Exercise task:
Scan the material and copy every line in which "Exner" appears.

The data:

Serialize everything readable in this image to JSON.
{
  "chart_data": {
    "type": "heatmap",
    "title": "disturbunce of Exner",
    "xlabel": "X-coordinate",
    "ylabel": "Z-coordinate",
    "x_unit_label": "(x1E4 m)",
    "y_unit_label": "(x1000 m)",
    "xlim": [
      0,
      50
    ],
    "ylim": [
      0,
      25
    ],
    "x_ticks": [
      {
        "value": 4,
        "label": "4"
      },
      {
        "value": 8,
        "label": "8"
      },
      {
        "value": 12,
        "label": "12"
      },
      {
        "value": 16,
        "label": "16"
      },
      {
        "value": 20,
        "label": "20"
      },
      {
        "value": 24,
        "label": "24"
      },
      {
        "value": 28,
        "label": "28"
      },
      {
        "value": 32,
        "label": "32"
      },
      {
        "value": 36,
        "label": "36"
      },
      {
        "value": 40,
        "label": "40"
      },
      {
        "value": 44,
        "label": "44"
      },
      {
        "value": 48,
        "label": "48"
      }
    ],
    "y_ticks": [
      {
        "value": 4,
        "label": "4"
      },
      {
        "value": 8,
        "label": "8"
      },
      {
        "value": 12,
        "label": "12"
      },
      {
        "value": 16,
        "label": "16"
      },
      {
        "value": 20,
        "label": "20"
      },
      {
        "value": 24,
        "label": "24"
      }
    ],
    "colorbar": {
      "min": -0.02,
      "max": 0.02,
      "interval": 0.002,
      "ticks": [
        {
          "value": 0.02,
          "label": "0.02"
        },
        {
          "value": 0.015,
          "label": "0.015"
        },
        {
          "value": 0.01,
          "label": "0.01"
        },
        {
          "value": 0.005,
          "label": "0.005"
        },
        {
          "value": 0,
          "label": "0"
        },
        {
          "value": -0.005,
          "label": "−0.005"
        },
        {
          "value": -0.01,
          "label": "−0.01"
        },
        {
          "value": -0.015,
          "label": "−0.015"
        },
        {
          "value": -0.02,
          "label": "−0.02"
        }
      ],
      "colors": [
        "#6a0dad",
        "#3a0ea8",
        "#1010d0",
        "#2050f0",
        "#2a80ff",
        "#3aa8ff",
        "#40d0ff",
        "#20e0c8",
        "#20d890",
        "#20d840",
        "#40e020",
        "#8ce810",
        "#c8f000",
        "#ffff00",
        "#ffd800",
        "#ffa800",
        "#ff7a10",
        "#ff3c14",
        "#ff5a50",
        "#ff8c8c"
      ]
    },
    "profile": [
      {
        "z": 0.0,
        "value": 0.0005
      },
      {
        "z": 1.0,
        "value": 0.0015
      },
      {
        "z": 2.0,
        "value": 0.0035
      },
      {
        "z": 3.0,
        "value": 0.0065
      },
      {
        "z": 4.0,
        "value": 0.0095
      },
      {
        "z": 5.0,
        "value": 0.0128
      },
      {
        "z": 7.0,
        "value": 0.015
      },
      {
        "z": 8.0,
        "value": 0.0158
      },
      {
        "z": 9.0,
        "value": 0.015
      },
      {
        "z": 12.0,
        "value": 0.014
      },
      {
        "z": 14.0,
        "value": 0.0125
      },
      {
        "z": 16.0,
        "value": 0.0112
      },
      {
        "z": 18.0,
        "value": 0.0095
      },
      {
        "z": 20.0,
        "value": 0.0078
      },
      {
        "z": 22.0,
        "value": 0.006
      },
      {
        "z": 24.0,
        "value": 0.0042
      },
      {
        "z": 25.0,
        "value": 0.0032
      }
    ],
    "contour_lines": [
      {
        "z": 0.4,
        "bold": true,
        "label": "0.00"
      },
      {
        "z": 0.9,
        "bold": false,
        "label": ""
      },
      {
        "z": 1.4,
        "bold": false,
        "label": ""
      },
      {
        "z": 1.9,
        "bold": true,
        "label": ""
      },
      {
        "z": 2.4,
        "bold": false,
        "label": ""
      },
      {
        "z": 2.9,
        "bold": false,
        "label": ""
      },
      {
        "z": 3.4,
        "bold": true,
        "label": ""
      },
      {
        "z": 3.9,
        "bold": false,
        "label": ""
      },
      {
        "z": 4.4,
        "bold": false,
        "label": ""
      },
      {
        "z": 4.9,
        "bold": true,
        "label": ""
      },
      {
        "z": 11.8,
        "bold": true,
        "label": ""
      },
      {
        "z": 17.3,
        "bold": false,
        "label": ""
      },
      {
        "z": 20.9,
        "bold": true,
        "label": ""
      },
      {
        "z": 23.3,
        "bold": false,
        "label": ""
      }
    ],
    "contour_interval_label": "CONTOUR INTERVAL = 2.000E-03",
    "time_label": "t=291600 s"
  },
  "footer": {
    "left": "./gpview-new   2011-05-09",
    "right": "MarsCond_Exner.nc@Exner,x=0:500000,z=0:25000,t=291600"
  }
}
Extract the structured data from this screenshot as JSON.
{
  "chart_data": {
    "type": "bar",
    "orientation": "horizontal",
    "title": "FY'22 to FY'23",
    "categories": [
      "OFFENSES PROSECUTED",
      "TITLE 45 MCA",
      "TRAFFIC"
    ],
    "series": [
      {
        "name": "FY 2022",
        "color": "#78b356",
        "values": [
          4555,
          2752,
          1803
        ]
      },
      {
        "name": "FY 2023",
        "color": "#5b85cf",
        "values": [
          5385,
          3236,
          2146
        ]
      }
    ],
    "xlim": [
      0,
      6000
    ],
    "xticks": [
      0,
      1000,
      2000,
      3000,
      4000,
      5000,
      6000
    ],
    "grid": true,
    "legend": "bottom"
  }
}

Answer below:
    "title": "disturbunce of Exner",
    "right": "MarsCond_Exner.nc@Exner,x=0:500000,z=0:25000,t=291600"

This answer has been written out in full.